## GOAL
Copy whichever lines contain the string "this".
------
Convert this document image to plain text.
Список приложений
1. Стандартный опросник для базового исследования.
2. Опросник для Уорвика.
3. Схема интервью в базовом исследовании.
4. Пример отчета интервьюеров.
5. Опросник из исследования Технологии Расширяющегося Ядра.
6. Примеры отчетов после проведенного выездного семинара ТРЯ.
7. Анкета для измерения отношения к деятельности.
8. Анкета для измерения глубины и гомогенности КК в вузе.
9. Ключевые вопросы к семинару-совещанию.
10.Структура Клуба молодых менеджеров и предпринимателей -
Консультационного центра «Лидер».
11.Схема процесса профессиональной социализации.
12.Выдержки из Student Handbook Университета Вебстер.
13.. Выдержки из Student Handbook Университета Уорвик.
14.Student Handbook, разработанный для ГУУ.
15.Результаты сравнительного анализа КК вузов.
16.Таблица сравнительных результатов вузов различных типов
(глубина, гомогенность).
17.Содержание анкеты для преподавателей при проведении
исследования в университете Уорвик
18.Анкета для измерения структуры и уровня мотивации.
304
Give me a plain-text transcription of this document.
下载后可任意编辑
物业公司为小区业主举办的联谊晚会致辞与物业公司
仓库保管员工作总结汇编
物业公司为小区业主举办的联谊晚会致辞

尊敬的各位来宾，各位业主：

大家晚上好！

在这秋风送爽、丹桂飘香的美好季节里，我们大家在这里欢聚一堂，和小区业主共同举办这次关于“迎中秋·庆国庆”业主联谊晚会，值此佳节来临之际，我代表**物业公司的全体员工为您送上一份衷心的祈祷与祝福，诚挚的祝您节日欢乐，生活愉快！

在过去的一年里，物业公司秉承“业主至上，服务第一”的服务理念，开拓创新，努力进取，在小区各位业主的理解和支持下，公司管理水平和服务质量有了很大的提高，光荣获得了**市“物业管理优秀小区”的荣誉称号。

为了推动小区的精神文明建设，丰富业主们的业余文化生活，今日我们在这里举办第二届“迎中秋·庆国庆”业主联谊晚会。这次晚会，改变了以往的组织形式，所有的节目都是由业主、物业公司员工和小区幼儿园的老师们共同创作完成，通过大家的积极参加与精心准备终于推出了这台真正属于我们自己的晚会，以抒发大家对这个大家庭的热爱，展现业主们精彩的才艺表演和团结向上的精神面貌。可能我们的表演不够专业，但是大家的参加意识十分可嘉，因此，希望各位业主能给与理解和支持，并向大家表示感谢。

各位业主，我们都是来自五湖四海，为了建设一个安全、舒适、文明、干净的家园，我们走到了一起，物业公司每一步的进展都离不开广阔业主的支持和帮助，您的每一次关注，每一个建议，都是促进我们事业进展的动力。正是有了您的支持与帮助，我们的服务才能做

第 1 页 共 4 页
------
## WRITTEN ANSWER
Convert this document image to plain text.
Give me a plain-text transcription of this document.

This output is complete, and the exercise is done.